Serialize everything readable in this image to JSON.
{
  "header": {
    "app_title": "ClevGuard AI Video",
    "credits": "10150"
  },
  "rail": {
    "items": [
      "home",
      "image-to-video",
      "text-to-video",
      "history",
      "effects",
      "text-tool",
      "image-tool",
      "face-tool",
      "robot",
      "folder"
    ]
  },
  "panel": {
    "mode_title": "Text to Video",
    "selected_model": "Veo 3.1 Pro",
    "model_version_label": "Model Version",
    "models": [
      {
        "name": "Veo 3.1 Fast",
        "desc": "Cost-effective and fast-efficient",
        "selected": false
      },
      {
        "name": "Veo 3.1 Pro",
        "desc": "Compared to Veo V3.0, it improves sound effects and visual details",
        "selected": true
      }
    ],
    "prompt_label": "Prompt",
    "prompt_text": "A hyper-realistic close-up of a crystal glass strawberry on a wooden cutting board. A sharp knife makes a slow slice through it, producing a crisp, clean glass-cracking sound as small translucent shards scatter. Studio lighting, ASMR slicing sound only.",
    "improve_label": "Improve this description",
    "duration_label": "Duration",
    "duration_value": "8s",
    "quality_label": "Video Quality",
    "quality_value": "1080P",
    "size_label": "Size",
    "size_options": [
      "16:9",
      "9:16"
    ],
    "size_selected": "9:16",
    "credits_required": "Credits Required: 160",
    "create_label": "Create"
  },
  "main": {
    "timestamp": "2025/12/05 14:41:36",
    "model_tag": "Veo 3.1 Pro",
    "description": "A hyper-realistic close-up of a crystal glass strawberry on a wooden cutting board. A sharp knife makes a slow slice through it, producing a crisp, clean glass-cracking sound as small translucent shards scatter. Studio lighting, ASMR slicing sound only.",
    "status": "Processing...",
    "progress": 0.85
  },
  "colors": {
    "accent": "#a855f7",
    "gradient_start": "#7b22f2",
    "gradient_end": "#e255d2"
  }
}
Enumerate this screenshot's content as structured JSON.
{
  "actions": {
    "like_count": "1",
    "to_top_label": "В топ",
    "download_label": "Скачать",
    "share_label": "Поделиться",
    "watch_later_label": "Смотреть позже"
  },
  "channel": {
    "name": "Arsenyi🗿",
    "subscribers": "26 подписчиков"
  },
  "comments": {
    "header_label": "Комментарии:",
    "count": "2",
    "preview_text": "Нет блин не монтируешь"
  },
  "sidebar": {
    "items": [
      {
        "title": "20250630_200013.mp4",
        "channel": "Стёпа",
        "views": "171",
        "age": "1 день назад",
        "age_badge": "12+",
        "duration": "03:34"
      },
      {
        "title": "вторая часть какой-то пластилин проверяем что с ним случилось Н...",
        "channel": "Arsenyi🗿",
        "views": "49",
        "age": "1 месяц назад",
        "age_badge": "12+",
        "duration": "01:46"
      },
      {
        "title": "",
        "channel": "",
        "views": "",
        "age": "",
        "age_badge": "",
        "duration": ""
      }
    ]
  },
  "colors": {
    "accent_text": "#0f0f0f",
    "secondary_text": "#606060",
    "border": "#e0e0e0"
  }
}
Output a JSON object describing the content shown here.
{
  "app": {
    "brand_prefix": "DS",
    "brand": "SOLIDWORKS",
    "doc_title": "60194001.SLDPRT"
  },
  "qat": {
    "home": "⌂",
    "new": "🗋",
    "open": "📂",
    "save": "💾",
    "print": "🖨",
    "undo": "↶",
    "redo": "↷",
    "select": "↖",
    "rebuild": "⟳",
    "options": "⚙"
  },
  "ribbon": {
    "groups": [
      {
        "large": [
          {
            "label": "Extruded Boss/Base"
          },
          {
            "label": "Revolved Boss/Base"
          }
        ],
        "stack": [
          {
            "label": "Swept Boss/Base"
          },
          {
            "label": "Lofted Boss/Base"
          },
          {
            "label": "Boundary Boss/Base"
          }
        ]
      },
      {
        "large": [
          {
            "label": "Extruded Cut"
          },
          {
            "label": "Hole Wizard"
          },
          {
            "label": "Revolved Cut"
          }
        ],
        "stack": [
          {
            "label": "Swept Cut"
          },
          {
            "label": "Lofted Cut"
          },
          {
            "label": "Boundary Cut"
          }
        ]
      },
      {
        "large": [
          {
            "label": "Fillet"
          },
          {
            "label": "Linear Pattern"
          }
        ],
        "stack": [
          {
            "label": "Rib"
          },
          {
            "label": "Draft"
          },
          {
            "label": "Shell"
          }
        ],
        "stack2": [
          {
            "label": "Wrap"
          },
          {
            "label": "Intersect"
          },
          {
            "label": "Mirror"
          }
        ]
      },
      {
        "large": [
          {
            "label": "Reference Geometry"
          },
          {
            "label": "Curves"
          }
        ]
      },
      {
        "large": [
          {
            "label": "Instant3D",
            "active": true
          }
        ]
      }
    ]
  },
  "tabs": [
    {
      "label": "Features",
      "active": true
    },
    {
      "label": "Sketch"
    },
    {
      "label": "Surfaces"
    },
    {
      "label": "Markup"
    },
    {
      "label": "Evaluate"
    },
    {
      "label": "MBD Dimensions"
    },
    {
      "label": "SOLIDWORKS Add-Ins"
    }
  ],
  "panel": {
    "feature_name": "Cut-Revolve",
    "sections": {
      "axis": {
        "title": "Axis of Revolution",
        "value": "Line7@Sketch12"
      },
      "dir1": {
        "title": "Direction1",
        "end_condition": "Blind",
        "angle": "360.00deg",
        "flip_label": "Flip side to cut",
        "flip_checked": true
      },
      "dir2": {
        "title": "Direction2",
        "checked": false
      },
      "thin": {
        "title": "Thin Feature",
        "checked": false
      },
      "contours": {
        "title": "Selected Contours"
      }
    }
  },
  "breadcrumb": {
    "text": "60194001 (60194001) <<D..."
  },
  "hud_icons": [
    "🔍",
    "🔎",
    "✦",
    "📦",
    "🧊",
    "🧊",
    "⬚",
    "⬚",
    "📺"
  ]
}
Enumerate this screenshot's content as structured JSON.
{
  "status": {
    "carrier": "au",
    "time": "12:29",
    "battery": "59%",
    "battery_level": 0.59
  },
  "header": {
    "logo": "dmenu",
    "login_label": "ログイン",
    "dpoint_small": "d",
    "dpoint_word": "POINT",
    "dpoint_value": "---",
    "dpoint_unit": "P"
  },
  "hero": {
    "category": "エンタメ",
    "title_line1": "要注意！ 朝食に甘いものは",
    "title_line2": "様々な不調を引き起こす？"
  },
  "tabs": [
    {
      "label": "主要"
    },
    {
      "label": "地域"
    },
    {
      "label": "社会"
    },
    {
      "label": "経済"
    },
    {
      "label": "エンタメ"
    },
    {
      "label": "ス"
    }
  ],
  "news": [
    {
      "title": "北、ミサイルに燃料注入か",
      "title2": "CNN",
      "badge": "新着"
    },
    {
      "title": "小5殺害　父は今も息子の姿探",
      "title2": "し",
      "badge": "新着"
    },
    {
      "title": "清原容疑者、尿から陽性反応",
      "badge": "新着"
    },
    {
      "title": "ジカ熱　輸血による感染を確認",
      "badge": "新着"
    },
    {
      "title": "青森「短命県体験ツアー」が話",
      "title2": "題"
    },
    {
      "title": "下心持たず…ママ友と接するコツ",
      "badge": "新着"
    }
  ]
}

#####

## TASK DIRECTIONS
Repeat the records exactly, including every line.

## EXERCISE OUTPUT
Serialize everything readable in this image to JSON.
{
  "header": {
    "app_title": "ClevGuard AI Video",
    "credits": "10150"
  },
  "rail": {
    "items": [
      "home",
      "image-to-video",
      "text-to-video",
      "history",
      "effects",
      "text-tool",
      "image-tool",
      "face-tool",
      "robot",
      "folder"
    ]
  },
  "panel": {
    "mode_title": "Text to Video",
    "selected_model": "Veo 3.1 Pro",
    "model_version_label": "Model Version",
    "models": [
      {
        "name": "Veo 3.1 Fast",
        "desc": "Cost-effective and fast-efficient",
        "selected": false
      },
      {
        "name": "Veo 3.1 Pro",
        "desc": "Compared to Veo V3.0, it improves sound effects and visual details",
        "selected": true
      }
    ],
    "prompt_label": "Prompt",
    "prompt_text": "A hyper-realistic close-up of a crystal glass strawberry on a wooden cutting board. A sharp knife makes a slow slice through it, producing a crisp, clean glass-cracking sound as small translucent shards scatter. Studio lighting, ASMR slicing sound only.",
    "improve_label": "Improve this description",
    "duration_label": "Duration",
    "duration_value": "8s",
    "quality_label": "Video Quality",
    "quality_value": "1080P",
    "size_label": "Size",
    "size_options": [
      "16:9",
      "9:16"
    ],
    "size_selected": "9:16",
    "credits_required": "Credits Required: 160",
    "create_label": "Create"
  },
  "main": {
    "timestamp": "2025/12/05 14:41:36",
    "model_tag": "Veo 3.1 Pro",
    "description": "A hyper-realistic close-up of a crystal glass strawberry on a wooden cutting board. A sharp knife makes a slow slice through it, producing a crisp, clean glass-cracking sound as small translucent shards scatter. Studio lighting, ASMR slicing sound only.",
    "status": "Processing...",
    "progress": 0.85
  },
  "colors": {
    "accent": "#a855f7",
    "gradient_start": "#7b22f2",
    "gradient_end": "#e255d2"
  }
}
Enumerate this screenshot's content as structured JSON.
{
  "actions": {
    "like_count": "1",
    "to_top_label": "В топ",
    "download_label": "Скачать",
    "share_label": "Поделиться",
    "watch_later_label": "Смотреть позже"
  },
  "channel": {
    "name": "Arsenyi🗿",
    "subscribers": "26 подписчиков"
  },
  "comments": {
    "header_label": "Комментарии:",
    "count": "2",
    "preview_text": "Нет блин не монтируешь"
  },
  "sidebar": {
    "items": [
      {
        "title": "20250630_200013.mp4",
        "channel": "Стёпа",
        "views": "171",
        "age": "1 день назад",
        "age_badge": "12+",
        "duration": "03:34"
      },
      {
        "title": "вторая часть какой-то пластилин проверяем что с ним случилось Н...",
        "channel": "Arsenyi🗿",
        "views": "49",
        "age": "1 месяц назад",
        "age_badge": "12+",
        "duration": "01:46"
      },
      {
        "title": "",
        "channel": "",
        "views": "",
        "age": "",
        "age_badge": "",
        "duration": ""
      }
    ]
  },
  "colors": {
    "accent_text": "#0f0f0f",
    "secondary_text": "#606060",
    "border": "#e0e0e0"
  }
}
Output a JSON object describing the content shown here.
{
  "app": {
    "brand_prefix": "DS",
    "brand": "SOLIDWORKS",
    "doc_title": "60194001.SLDPRT"
  },
  "qat": {
    "home": "⌂",
    "new": "🗋",
    "open": "📂",
    "save": "💾",
    "print": "🖨",
    "undo": "↶",
    "redo": "↷",
    "select": "↖",
    "rebuild": "⟳",
    "options": "⚙"
  },
  "ribbon": {
    "groups": [
      {
        "large": [
          {
            "label": "Extruded Boss/Base"
          },
          {
            "label": "Revolved Boss/Base"
          }
        ],
        "stack": [
          {
            "label": "Swept Boss/Base"
          },
          {
            "label": "Lofted Boss/Base"
          },
          {
            "label": "Boundary Boss/Base"
          }
        ]
      },
      {
        "large": [
          {
            "label": "Extruded Cut"
          },
          {
            "label": "Hole Wizard"
          },
          {
            "label": "Revolved Cut"
          }
        ],
        "stack": [
          {
            "label": "Swept Cut"
          },
          {
            "label": "Lofted Cut"
          },
          {
            "label": "Boundary Cut"
          }
        ]
      },
      {
        "large": [
          {
            "label": "Fillet"
          },
          {
            "label": "Linear Pattern"
          }
        ],
        "stack": [
          {
            "label": "Rib"
          },
          {
            "label": "Draft"
          },
          {
            "label": "Shell"
          }
        ],
        "stack2": [
          {
            "label": "Wrap"
          },
          {
            "label": "Intersect"
          },
          {
            "label": "Mirror"
          }
        ]
      },
      {
        "large": [
          {
            "label": "Reference Geometry"
          },
          {
            "label": "Curves"
          }
        ]
      },
      {
        "large": [
          {
            "label": "Instant3D",
            "active": true
          }
        ]
      }
    ]
  },
  "tabs": [
    {
      "label": "Features",
      "active": true
    },
    {
      "label": "Sketch"
    },
    {
      "label": "Surfaces"
    },
    {
      "label": "Markup"
    },
    {
      "label": "Evaluate"
    },
    {
      "label": "MBD Dimensions"
    },
    {
      "label": "SOLIDWORKS Add-Ins"
    }
  ],
  "panel": {
    "feature_name": "Cut-Revolve",
    "sections": {
      "axis": {
        "title": "Axis of Revolution",
        "value": "Line7@Sketch12"
      },
      "dir1": {
        "title": "Direction1",
        "end_condition": "Blind",
        "angle": "360.00deg",
        "flip_label": "Flip side to cut",
        "flip_checked": true
      },
      "dir2": {
        "title": "Direction2",
        "checked": false
      },
      "thin": {
        "title": "Thin Feature",
        "checked": false
      },
      "contours": {
        "title": "Selected Contours"
      }
    }
  },
  "breadcrumb": {
    "text": "60194001 (60194001) <<D..."
  },
  "hud_icons": [
    "🔍",
    "🔎",
    "✦",
    "📦",
    "🧊",
    "🧊",
    "⬚",
    "⬚",
    "📺"
  ]
}
Enumerate this screenshot's content as structured JSON.
{
  "status": {
    "carrier": "au",
    "time": "12:29",
    "battery": "59%",
    "battery_level": 0.59
  },
  "header": {
    "logo": "dmenu",
    "login_label": "ログイン",
    "dpoint_small": "d",
    "dpoint_word": "POINT",
    "dpoint_value": "---",
    "dpoint_unit": "P"
  },
  "hero": {
    "category": "エンタメ",
    "title_line1": "要注意！ 朝食に甘いものは",
    "title_line2": "様々な不調を引き起こす？"
  },
  "tabs": [
    {
      "label": "主要"
    },
    {
      "label": "地域"
    },
    {
      "label": "社会"
    },
    {
      "label": "経済"
    },
    {
      "label": "エンタメ"
    },
    {
      "label": "ス"
    }
  ],
  "news": [
    {
      "title": "北、ミサイルに燃料注入か",
      "title2": "CNN",
      "badge": "新着"
    },
    {
      "title": "小5殺害　父は今も息子の姿探",
      "title2": "し",
      "badge": "新着"
    },
    {
      "title": "清原容疑者、尿から陽性反応",
      "badge": "新着"
    },
    {
      "title": "ジカ熱　輸血による感染を確認",
      "badge": "新着"
    },
    {
      "title": "青森「短命県体験ツアー」が話",
      "title2": "題"
    },
    {
      "title": "下心持たず…ママ友と接するコツ",
      "badge": "新着"
    }
  ]
}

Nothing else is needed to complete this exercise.